** EXERCISE TEXT follows **

ORIGINALLY POSTED ON STRAIGHT.COM, SEPT. 30, 2004
Joseph Ruben delivered one of the finest Hollywood thrillers of the ’80s with The Stepfather, a domestic chiller that starred Terry O’Quinn as Jerry Blake, a creepy stepdad who was more than willing to kill for the ideal American family. Cheerfully charming a neighbour one minute then skillfully bashing a therapist to death with a two-by-four the next, O’Quinn’s unhinged take on Ward Cleaver with a cleaver was a golden moment in the horror canon.
Ruben tried to match The Stepfather‘s effectiveness in the ’90s with more psycho-in-the-family entries like Sleeping With the Enemy and The Good Son, but neither managed to hit the mark so well. Now Ruben is back on track with The Forgotten, a tearjerking sci-fi thriller that–although incredibly corny at times–manages to keep you compelled by its B-movie shenanigans.
The consistently strong Julianne Moore stars as Telly Paretta, a Brooklyn book editor grieving over the death of her nine-year-old son, Sam, who perished in a plane crash 14 months earlier. But according to her psychiatrist (Gary Sinise) and husband (ER‘s Anthony Edwards), Paretta never actually had a child–it was lost in a miscarriage that nearly took her life. They tell her that the posttraumatic stress has caused her mind to create false memories of a boy who never was; their case is strengthened when all records of his existence vanish.

** End of EXERCISE TEXT **

* **EXERCISE PROMPT**:
Proceed with the review of The Forgotten, picking up after its last sentence. The material that comes next has nothing to do with this.

** DATA EXTRACTS follows **

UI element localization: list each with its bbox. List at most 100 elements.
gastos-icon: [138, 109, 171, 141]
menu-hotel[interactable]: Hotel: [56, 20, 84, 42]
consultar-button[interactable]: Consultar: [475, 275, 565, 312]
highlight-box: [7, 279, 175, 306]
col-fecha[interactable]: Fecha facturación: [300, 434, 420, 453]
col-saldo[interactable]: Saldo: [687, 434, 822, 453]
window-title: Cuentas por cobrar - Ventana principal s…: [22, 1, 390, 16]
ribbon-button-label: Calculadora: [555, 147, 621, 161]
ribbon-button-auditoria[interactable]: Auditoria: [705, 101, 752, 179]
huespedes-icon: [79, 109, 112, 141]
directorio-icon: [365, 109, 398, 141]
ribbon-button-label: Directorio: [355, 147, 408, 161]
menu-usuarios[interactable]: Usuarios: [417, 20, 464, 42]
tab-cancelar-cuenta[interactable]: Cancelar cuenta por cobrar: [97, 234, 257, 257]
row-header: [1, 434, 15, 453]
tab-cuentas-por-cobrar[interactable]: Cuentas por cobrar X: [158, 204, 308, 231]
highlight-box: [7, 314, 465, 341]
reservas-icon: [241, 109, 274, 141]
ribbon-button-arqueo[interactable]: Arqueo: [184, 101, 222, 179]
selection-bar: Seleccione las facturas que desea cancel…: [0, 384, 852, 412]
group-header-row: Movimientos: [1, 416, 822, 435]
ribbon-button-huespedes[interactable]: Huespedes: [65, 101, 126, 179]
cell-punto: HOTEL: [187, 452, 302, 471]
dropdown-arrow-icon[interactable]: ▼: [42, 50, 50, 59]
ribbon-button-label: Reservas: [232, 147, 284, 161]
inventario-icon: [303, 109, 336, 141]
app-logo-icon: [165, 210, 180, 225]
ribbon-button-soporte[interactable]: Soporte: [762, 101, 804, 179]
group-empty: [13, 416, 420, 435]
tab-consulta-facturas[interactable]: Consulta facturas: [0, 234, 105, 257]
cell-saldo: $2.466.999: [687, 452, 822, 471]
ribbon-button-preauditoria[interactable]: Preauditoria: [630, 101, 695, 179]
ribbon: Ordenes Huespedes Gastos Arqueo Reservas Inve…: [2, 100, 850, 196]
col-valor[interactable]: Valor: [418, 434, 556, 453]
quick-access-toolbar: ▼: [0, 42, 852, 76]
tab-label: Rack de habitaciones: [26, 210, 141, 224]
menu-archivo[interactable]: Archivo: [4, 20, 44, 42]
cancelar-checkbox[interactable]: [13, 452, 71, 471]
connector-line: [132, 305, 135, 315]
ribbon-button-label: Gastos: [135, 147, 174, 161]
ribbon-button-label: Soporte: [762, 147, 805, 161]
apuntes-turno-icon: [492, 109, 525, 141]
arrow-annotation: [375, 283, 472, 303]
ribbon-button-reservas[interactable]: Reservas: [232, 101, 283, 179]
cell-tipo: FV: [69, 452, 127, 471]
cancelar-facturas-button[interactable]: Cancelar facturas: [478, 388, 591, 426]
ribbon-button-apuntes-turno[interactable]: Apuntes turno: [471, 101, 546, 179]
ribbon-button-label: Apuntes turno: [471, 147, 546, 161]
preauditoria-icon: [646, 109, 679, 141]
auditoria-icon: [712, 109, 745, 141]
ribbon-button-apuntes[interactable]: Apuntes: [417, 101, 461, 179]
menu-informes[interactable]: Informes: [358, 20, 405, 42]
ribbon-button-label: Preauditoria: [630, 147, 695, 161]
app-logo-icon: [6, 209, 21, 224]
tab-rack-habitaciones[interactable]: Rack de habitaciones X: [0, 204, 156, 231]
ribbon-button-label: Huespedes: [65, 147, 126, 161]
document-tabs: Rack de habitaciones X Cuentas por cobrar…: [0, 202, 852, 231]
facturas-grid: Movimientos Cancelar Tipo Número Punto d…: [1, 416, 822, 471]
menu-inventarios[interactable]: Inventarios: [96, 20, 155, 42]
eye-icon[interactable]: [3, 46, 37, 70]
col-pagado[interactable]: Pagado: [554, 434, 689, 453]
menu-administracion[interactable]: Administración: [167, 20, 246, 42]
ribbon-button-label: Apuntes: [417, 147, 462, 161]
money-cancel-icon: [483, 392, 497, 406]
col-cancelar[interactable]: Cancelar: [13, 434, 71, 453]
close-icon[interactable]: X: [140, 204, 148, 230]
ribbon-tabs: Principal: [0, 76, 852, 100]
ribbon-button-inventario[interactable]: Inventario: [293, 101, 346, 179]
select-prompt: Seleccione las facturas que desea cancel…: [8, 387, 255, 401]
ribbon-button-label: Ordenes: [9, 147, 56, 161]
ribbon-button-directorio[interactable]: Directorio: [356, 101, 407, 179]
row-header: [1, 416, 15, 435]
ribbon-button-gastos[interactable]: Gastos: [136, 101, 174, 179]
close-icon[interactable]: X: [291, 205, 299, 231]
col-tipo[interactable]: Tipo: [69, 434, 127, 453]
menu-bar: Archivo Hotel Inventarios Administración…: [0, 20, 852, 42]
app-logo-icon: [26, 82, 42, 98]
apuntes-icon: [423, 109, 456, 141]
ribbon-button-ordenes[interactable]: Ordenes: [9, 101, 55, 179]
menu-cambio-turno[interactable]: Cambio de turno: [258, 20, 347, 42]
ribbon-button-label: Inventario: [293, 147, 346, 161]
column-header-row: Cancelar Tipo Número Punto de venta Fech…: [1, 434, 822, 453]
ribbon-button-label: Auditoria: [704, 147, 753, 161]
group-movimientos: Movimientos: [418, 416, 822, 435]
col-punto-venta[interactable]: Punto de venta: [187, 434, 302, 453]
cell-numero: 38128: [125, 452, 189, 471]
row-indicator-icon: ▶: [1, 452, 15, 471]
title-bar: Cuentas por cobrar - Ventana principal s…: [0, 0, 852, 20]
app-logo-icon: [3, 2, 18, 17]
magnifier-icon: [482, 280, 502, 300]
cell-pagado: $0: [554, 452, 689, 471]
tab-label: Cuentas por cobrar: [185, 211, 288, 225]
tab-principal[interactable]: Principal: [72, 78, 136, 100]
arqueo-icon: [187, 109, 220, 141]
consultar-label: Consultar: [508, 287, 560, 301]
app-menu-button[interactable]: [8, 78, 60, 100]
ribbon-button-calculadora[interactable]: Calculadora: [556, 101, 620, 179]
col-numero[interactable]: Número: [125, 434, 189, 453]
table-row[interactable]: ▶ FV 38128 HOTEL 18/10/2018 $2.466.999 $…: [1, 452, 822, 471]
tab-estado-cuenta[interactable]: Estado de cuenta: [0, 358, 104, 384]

** End of DATA EXTRACTS **

* **ANSWER SECTION**:
But Paretta rails against that notion with all her being, and she soon confronts neighbour Ash Correll (Dominic West), a former New York Ranger whose daughter was Sam’s friend and who was on the plane with him when it went down (or so the memories go). At first, the now-alcoholic Correll repels the anguished woman’s claim that he ever had a child, but when she finally helps him remember (“Say her name!”), the two join forces to elude shadowy (and shockingly inept) federal agents and find out what really happened to their loved ones.
There are some nice, well-timed jolts, and the scenes where select people are sucked up into the sky are pretty freaky. Plenty of silliness arises in the main plot device, but the vulnerability of Moore (and, to a lesser extent, West) keeps things rooted in enough emotional reality that you can enjoy the cosmic tale without feeling like too much of a chump.
At risk of sounding like a total suck, I mostly liked The Forgotten because it made me want to hurry home and hug my kids.